--- start DATA PROVIDED ---

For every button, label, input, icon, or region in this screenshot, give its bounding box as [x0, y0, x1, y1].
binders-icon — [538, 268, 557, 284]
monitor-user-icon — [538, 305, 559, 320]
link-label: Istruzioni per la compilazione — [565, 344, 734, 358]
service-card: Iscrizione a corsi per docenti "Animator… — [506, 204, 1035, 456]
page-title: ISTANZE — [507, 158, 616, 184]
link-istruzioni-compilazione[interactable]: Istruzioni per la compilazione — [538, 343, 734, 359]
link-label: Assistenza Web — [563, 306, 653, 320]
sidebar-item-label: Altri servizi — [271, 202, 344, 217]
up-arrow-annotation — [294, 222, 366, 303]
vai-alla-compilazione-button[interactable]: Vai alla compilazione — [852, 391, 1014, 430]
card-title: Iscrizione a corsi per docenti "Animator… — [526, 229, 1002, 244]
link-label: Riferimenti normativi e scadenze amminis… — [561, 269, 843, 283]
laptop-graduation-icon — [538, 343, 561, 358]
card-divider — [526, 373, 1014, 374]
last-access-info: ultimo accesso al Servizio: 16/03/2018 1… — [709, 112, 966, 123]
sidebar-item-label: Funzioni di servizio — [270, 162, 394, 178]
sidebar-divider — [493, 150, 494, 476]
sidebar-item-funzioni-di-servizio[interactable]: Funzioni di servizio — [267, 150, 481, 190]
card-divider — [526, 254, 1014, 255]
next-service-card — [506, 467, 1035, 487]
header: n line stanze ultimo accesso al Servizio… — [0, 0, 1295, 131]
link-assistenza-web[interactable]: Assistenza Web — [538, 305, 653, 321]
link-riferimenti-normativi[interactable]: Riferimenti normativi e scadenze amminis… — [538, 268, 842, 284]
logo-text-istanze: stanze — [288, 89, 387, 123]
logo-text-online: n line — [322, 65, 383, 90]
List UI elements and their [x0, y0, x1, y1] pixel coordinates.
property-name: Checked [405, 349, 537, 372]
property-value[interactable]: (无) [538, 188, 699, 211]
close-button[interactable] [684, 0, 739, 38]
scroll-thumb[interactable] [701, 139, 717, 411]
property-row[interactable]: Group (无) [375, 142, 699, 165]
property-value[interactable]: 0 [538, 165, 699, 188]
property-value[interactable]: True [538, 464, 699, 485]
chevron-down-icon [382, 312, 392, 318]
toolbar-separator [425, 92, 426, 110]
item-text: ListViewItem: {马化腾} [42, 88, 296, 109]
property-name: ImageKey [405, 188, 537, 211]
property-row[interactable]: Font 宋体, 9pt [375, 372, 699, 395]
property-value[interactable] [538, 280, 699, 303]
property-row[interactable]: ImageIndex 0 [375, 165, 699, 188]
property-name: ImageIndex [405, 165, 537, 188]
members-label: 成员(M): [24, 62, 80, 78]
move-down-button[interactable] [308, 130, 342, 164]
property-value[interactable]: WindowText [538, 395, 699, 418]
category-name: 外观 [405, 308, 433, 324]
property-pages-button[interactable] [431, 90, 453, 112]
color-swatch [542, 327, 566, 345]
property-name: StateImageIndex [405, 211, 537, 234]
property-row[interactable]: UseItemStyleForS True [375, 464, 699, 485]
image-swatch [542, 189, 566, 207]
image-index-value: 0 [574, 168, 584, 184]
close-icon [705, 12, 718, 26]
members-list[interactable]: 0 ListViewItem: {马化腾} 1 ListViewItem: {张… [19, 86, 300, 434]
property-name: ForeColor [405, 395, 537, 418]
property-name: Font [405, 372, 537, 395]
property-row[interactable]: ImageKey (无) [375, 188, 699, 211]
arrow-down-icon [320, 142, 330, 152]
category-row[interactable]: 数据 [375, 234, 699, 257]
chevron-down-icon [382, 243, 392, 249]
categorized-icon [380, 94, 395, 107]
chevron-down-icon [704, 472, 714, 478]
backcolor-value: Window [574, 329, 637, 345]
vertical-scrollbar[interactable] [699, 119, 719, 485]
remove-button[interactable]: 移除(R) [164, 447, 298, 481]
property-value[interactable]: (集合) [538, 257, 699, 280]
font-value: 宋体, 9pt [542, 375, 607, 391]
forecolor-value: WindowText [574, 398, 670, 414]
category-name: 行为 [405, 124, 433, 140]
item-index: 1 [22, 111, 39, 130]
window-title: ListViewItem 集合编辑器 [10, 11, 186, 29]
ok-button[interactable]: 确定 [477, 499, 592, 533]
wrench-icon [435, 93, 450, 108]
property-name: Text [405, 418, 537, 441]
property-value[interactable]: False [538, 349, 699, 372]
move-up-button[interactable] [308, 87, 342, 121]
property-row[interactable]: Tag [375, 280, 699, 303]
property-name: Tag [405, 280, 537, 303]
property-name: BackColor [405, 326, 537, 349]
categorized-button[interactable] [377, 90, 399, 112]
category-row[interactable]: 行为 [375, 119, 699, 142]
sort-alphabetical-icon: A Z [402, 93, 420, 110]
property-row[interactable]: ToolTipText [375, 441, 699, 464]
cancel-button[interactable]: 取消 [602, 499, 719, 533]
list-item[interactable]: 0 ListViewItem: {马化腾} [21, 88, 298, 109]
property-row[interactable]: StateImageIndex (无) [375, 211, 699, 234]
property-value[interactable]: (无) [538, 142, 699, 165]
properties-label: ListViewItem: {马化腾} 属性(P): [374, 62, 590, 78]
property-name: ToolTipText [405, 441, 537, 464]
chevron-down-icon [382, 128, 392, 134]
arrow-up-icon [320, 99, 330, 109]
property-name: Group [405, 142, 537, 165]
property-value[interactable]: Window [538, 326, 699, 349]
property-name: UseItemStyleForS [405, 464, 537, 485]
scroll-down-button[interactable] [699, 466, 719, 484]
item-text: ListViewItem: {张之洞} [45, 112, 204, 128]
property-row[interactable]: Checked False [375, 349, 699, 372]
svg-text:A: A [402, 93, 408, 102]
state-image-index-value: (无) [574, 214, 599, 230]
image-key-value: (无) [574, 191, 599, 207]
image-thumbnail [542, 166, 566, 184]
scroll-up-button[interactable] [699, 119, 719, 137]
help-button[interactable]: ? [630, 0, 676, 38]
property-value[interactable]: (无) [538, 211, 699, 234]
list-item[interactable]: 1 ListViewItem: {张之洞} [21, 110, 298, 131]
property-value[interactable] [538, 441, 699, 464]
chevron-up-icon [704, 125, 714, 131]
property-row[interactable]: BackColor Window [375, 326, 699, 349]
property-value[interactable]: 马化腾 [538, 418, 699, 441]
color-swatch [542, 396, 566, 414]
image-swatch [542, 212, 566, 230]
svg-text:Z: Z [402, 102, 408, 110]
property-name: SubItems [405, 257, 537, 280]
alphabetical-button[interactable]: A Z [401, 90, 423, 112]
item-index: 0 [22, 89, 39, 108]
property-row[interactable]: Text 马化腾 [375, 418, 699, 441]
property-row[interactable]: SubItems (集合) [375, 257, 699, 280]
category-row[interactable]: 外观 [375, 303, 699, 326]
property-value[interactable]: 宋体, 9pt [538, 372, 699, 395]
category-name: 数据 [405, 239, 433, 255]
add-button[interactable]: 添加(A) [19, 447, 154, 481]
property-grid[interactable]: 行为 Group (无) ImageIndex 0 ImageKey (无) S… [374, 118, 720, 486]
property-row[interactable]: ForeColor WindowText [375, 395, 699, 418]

--- end DATA PROVIDED ---

§ INSTRUCTIONS TO FOLLOW: Echo the material above line for line, word for word, keeping every line in its original order.

§ SOLUTION:
For every button, label, input, icon, or region in this screenshot, give its bounding box as [x0, y0, x1, y1].
binders-icon — [538, 268, 557, 284]
monitor-user-icon — [538, 305, 559, 320]
link-label: Istruzioni per la compilazione — [565, 344, 734, 358]
service-card: Iscrizione a corsi per docenti "Animator… — [506, 204, 1035, 456]
page-title: ISTANZE — [507, 158, 616, 184]
link-istruzioni-compilazione[interactable]: Istruzioni per la compilazione — [538, 343, 734, 359]
link-label: Assistenza Web — [563, 306, 653, 320]
sidebar-item-label: Altri servizi — [271, 202, 344, 217]
up-arrow-annotation — [294, 222, 366, 303]
vai-alla-compilazione-button[interactable]: Vai alla compilazione — [852, 391, 1014, 430]
card-title: Iscrizione a corsi per docenti "Animator… — [526, 229, 1002, 244]
link-label: Riferimenti normativi e scadenze amminis… — [561, 269, 843, 283]
laptop-graduation-icon — [538, 343, 561, 358]
card-divider — [526, 373, 1014, 374]
last-access-info: ultimo accesso al Servizio: 16/03/2018 1… — [709, 112, 966, 123]
sidebar-item-label: Funzioni di servizio — [270, 162, 394, 178]
sidebar-divider — [493, 150, 494, 476]
sidebar-item-funzioni-di-servizio[interactable]: Funzioni di servizio — [267, 150, 481, 190]
card-divider — [526, 254, 1014, 255]
next-service-card — [506, 467, 1035, 487]
header: n line stanze ultimo accesso al Servizio… — [0, 0, 1295, 131]
link-assistenza-web[interactable]: Assistenza Web — [538, 305, 653, 321]
link-riferimenti-normativi[interactable]: Riferimenti normativi e scadenze amminis… — [538, 268, 842, 284]
logo-text-istanze: stanze — [288, 89, 387, 123]
logo-text-online: n line — [322, 65, 383, 90]
List UI elements and their [x0, y0, x1, y1] pixel coordinates.
property-name: Checked [405, 349, 537, 372]
property-value[interactable]: (无) [538, 188, 699, 211]
close-button[interactable] [684, 0, 739, 38]
scroll-thumb[interactable] [701, 139, 717, 411]
property-row[interactable]: Group (无) [375, 142, 699, 165]
property-value[interactable]: 0 [538, 165, 699, 188]
property-value[interactable]: True [538, 464, 699, 485]
chevron-down-icon [382, 312, 392, 318]
toolbar-separator [425, 92, 426, 110]
item-text: ListViewItem: {马化腾} [42, 88, 296, 109]
property-name: ImageKey [405, 188, 537, 211]
property-row[interactable]: Font 宋体, 9pt [375, 372, 699, 395]
property-value[interactable] [538, 280, 699, 303]
property-row[interactable]: ImageIndex 0 [375, 165, 699, 188]
property-name: ImageIndex [405, 165, 537, 188]
members-label: 成员(M): [24, 62, 80, 78]
move-down-button[interactable] [308, 130, 342, 164]
property-value[interactable]: WindowText [538, 395, 699, 418]
category-name: 外观 [405, 308, 433, 324]
property-pages-button[interactable] [431, 90, 453, 112]
color-swatch [542, 327, 566, 345]
property-name: StateImageIndex [405, 211, 537, 234]
property-row[interactable]: UseItemStyleForS True [375, 464, 699, 485]
image-swatch [542, 189, 566, 207]
image-index-value: 0 [574, 168, 584, 184]
close-icon [705, 12, 718, 26]
members-list[interactable]: 0 ListViewItem: {马化腾} 1 ListViewItem: {张… [19, 86, 300, 434]
property-name: ForeColor [405, 395, 537, 418]
property-name: Font [405, 372, 537, 395]
property-row[interactable]: ImageKey (无) [375, 188, 699, 211]
arrow-down-icon [320, 142, 330, 152]
category-row[interactable]: 数据 [375, 234, 699, 257]
chevron-down-icon [382, 243, 392, 249]
categorized-icon [380, 94, 395, 107]
chevron-down-icon [704, 472, 714, 478]
backcolor-value: Window [574, 329, 637, 345]
vertical-scrollbar[interactable] [699, 119, 719, 485]
remove-button[interactable]: 移除(R) [164, 447, 298, 481]
property-value[interactable]: (集合) [538, 257, 699, 280]
font-value: 宋体, 9pt [542, 375, 607, 391]
forecolor-value: WindowText [574, 398, 670, 414]
category-name: 行为 [405, 124, 433, 140]
item-index: 1 [22, 111, 39, 130]
window-title: ListViewItem 集合编辑器 [10, 11, 186, 29]
ok-button[interactable]: 确定 [477, 499, 592, 533]
wrench-icon [435, 93, 450, 108]
property-name: Text [405, 418, 537, 441]
property-value[interactable]: False [538, 349, 699, 372]
move-up-button[interactable] [308, 87, 342, 121]
property-row[interactable]: Tag [375, 280, 699, 303]
property-name: Tag [405, 280, 537, 303]
property-name: BackColor [405, 326, 537, 349]
categorized-button[interactable] [377, 90, 399, 112]
category-row[interactable]: 行为 [375, 119, 699, 142]
sort-alphabetical-icon: A Z [402, 93, 420, 110]
property-row[interactable]: ToolTipText [375, 441, 699, 464]
cancel-button[interactable]: 取消 [602, 499, 719, 533]
list-item[interactable]: 0 ListViewItem: {马化腾} [21, 88, 298, 109]
property-row[interactable]: StateImageIndex (无) [375, 211, 699, 234]
property-value[interactable]: (无) [538, 142, 699, 165]
properties-label: ListViewItem: {马化腾} 属性(P): [374, 62, 590, 78]
property-name: ToolTipText [405, 441, 537, 464]
chevron-down-icon [382, 128, 392, 134]
arrow-up-icon [320, 99, 330, 109]
property-name: Group [405, 142, 537, 165]
property-value[interactable]: Window [538, 326, 699, 349]
property-name: UseItemStyleForS [405, 464, 537, 485]
scroll-down-button[interactable] [699, 466, 719, 484]
item-text: ListViewItem: {张之洞} [45, 112, 204, 128]
property-row[interactable]: Checked False [375, 349, 699, 372]
svg-text:A: A [402, 93, 408, 102]
state-image-index-value: (无) [574, 214, 599, 230]
image-key-value: (无) [574, 191, 599, 207]
image-thumbnail [542, 166, 566, 184]
scroll-up-button[interactable] [699, 119, 719, 137]
help-button[interactable]: ? [630, 0, 676, 38]
property-value[interactable]: (无) [538, 211, 699, 234]
list-item[interactable]: 1 ListViewItem: {张之洞} [21, 110, 298, 131]
property-value[interactable] [538, 441, 699, 464]
chevron-up-icon [704, 125, 714, 131]
property-row[interactable]: BackColor Window [375, 326, 699, 349]
property-value[interactable]: 马化腾 [538, 418, 699, 441]
color-swatch [542, 396, 566, 414]
image-swatch [542, 212, 566, 230]
svg-text:Z: Z [402, 102, 408, 110]
property-name: SubItems [405, 257, 537, 280]
alphabetical-button[interactable]: A Z [401, 90, 423, 112]
item-index: 0 [22, 89, 39, 108]
property-row[interactable]: Text 马化腾 [375, 418, 699, 441]
property-row[interactable]: SubItems (集合) [375, 257, 699, 280]
category-row[interactable]: 外观 [375, 303, 699, 326]
property-value[interactable]: 宋体, 9pt [538, 372, 699, 395]
category-name: 数据 [405, 239, 433, 255]
add-button[interactable]: 添加(A) [19, 447, 154, 481]
property-grid[interactable]: 行为 Group (无) ImageIndex 0 ImageKey (无) S… [374, 118, 720, 486]
property-row[interactable]: ForeColor WindowText [375, 395, 699, 418]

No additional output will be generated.